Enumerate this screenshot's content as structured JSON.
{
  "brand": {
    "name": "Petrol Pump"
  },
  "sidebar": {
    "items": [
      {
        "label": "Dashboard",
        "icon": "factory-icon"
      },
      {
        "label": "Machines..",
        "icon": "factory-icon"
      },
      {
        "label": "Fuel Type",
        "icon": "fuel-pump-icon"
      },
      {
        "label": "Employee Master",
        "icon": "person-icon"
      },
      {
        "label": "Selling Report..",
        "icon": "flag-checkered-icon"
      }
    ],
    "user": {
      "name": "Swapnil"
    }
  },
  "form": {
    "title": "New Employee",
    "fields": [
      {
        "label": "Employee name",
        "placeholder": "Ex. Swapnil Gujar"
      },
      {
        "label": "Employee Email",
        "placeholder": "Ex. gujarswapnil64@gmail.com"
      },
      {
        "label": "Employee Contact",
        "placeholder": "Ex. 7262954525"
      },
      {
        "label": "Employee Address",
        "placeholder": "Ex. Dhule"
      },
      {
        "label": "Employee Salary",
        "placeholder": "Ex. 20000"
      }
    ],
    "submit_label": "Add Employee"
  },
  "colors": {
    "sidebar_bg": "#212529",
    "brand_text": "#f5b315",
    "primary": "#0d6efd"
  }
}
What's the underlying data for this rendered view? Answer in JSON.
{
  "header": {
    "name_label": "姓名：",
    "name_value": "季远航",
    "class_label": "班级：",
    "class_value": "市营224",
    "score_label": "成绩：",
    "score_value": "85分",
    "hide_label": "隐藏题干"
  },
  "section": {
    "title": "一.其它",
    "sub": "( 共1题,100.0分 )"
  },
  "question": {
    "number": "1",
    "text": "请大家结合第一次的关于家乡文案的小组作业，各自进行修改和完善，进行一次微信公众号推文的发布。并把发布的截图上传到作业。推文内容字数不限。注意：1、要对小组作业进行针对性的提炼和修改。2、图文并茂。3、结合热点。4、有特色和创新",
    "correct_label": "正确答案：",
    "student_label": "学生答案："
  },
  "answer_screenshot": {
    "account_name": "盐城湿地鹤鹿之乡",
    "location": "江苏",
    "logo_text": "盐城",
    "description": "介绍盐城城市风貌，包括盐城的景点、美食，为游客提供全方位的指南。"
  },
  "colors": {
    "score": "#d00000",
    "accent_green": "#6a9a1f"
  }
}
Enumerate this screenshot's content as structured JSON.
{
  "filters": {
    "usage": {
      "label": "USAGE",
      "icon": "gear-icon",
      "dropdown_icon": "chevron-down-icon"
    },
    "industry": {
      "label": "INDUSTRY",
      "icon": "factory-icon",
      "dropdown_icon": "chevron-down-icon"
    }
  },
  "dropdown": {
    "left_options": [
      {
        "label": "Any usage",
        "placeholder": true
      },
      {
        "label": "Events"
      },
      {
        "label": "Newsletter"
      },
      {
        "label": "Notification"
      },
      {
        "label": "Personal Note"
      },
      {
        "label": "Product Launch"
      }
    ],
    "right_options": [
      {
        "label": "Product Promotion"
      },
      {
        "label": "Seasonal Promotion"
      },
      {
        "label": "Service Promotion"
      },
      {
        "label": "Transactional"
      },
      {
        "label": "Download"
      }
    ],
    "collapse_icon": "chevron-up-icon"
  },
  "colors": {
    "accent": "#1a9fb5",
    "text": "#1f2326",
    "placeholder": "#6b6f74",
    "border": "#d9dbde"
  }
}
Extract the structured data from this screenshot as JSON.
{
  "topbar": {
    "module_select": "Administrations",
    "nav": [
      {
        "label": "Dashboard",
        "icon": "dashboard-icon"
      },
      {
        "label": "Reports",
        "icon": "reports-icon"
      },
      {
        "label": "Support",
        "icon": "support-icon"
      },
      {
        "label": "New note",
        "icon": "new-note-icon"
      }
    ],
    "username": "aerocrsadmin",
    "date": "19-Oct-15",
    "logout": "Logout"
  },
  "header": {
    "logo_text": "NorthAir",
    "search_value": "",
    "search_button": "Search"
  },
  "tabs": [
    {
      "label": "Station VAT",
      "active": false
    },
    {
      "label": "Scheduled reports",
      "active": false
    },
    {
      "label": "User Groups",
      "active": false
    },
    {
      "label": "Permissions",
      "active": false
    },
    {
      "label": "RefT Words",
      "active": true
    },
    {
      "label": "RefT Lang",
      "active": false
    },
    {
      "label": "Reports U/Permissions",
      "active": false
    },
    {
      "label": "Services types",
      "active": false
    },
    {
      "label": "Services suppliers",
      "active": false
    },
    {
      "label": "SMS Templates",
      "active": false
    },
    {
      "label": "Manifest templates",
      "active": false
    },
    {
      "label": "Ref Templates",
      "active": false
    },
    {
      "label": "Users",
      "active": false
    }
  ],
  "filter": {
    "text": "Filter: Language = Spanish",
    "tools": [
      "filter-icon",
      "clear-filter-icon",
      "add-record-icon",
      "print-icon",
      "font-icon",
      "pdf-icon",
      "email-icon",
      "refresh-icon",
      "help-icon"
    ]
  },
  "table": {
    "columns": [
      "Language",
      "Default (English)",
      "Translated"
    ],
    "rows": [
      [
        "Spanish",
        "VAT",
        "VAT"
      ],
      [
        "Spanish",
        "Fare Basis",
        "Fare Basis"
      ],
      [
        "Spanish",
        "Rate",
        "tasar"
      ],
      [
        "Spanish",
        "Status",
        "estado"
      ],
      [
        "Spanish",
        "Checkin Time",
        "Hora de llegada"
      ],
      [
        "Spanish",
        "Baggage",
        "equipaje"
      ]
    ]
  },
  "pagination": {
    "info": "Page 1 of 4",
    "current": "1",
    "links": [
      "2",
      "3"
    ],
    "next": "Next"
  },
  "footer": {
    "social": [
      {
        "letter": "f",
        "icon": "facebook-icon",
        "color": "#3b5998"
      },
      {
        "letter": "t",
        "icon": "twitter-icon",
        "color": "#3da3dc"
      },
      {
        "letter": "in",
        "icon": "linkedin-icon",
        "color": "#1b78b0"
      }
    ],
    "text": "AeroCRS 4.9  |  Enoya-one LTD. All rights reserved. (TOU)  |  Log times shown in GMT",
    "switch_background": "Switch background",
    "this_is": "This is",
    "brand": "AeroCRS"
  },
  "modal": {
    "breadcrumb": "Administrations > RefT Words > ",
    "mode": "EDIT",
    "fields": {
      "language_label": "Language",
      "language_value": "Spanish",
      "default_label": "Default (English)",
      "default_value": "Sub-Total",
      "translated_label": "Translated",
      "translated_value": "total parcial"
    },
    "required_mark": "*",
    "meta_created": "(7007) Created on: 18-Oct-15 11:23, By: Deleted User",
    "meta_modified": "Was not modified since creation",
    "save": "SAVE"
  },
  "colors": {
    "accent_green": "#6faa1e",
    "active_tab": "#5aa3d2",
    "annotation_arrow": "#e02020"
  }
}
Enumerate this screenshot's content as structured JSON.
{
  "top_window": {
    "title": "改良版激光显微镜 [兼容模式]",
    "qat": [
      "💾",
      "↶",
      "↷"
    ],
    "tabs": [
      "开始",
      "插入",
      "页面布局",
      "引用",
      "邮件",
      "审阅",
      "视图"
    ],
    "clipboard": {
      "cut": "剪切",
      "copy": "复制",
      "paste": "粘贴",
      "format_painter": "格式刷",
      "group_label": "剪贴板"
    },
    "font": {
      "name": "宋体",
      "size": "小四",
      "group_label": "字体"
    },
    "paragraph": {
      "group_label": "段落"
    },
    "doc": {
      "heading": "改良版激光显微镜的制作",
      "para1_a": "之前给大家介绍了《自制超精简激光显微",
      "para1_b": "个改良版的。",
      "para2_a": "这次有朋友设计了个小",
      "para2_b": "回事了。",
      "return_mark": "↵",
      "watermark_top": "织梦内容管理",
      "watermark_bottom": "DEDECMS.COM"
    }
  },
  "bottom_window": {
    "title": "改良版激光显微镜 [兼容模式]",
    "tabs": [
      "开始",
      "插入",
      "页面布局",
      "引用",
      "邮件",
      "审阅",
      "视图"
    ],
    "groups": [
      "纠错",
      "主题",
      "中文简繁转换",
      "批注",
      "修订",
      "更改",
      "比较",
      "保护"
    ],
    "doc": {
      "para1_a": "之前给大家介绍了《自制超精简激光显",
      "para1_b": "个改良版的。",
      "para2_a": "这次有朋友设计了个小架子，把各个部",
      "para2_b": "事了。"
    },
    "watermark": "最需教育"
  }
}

+++++

Isolate the lines that hold the word "Product" and copy all of them.

SOLUTION BELOW —
        "label": "Product Launch"
        "label": "Product Promotion"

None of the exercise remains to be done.